RECORDED INFORMATION —

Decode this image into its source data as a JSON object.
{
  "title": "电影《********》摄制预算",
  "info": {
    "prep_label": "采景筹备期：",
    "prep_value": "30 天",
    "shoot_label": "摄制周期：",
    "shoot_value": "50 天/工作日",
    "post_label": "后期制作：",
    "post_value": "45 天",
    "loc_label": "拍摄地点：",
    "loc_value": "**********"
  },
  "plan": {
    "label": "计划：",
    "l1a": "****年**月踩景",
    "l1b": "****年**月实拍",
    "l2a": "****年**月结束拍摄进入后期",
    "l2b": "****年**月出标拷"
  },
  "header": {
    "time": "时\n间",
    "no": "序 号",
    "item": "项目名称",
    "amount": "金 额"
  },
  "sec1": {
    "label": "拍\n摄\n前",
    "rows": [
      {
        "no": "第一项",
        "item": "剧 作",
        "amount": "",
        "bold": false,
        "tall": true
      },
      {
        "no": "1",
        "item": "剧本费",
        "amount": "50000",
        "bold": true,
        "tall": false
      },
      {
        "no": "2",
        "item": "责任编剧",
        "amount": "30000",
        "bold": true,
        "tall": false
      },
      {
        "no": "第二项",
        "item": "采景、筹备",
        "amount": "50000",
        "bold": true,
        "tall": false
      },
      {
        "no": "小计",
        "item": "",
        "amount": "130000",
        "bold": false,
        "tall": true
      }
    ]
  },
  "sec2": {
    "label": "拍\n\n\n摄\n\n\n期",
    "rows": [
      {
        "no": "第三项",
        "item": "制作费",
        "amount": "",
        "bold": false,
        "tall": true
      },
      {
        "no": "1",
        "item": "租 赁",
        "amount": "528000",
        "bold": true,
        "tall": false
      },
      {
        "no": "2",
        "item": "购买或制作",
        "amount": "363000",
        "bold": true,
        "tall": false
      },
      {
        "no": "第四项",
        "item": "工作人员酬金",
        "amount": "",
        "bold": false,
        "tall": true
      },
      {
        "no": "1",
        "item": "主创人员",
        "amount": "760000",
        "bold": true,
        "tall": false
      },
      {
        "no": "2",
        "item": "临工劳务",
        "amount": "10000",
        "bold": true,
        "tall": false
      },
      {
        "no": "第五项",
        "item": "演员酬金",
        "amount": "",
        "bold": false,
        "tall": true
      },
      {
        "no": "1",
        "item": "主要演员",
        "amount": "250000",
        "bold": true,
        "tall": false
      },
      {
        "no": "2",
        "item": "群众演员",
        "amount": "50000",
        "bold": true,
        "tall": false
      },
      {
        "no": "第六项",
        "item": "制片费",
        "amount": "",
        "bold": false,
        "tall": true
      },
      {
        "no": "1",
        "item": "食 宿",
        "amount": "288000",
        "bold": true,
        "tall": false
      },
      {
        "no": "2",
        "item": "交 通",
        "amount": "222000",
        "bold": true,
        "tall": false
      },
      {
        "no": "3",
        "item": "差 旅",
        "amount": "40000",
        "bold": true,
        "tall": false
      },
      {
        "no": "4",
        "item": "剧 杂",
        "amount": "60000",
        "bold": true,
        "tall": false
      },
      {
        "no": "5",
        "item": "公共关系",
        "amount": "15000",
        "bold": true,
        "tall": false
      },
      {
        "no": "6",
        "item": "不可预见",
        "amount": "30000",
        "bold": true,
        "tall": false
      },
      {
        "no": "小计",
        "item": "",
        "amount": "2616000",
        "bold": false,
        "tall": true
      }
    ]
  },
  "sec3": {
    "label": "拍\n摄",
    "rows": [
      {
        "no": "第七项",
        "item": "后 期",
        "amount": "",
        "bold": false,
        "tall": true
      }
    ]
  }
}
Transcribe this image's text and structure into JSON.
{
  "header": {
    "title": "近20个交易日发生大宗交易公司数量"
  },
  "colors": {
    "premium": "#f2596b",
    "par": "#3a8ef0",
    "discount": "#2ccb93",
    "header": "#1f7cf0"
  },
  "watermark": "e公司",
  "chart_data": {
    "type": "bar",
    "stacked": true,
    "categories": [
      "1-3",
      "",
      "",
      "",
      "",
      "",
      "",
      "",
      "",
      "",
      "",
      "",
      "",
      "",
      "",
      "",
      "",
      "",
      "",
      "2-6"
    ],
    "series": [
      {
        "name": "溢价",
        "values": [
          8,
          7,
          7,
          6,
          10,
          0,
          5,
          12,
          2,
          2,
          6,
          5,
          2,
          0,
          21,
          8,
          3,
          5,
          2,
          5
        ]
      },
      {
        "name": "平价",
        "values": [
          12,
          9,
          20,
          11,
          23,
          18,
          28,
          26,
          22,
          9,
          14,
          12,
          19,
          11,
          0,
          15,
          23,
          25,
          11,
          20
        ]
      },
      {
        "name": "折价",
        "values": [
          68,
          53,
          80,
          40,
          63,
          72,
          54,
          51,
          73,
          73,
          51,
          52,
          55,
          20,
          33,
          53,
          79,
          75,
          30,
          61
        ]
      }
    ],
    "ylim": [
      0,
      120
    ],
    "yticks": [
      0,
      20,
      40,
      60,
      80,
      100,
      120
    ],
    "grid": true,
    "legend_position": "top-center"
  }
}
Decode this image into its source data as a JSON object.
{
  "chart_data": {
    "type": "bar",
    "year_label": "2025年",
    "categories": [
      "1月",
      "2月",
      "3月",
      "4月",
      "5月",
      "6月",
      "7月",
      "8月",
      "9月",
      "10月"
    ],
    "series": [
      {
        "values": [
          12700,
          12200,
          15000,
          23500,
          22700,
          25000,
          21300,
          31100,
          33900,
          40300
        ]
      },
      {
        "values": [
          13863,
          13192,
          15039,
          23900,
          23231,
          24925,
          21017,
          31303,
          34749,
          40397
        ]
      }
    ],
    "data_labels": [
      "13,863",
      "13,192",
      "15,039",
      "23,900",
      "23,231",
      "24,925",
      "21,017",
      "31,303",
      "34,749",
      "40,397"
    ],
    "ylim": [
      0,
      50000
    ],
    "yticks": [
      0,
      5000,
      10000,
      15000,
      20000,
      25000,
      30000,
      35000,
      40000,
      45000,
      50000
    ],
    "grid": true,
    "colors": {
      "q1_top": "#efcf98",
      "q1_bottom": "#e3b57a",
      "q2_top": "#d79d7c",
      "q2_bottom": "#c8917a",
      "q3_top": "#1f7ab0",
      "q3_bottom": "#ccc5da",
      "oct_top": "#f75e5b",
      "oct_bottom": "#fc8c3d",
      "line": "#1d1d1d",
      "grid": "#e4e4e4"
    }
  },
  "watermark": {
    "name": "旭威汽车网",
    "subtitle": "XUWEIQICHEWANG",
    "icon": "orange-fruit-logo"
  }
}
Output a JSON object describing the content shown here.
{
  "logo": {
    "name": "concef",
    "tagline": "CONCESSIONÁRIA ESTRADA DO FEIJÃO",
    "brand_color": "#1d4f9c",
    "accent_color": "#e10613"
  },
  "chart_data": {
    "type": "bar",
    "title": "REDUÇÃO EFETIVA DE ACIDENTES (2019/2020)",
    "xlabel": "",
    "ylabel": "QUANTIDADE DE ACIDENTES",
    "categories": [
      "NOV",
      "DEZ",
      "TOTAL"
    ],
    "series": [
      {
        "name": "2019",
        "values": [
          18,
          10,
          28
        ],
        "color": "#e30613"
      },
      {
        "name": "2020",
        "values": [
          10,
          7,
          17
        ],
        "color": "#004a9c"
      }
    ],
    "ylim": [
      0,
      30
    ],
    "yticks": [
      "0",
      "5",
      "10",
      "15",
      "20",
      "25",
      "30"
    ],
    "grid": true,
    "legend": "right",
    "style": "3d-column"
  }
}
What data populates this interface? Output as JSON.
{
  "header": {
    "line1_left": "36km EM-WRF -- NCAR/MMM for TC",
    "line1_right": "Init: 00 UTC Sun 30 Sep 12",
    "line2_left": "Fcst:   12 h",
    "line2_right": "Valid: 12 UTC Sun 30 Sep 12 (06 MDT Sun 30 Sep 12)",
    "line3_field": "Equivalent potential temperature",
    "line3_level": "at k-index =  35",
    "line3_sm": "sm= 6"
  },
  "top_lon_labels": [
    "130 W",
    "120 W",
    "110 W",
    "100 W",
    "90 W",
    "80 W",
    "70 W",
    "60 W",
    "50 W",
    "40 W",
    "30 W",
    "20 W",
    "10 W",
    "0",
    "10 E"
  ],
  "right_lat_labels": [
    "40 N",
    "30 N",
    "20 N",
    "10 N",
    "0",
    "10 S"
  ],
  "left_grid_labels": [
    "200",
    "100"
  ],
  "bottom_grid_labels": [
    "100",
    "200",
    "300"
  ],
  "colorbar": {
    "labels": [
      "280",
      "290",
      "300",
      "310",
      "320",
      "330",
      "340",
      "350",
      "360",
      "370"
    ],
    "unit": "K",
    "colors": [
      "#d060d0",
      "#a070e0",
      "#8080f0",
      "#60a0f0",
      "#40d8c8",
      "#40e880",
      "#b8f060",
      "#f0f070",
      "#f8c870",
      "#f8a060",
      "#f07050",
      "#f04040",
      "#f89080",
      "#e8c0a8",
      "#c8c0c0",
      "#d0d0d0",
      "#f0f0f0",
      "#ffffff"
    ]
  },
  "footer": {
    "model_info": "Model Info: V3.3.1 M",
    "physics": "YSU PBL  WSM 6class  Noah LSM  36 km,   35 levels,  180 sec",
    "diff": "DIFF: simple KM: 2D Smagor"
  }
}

TASK GOAL —
Search the lines above for the string "this" and copy each line that has it.

ANSWER TO THE PROBLEM —
Decode this image into its source data as a JSON object.
Transcribe this image's text and structure into JSON.
Decode this image into its source data as a JSON object.
What data populates this interface? Output as JSON.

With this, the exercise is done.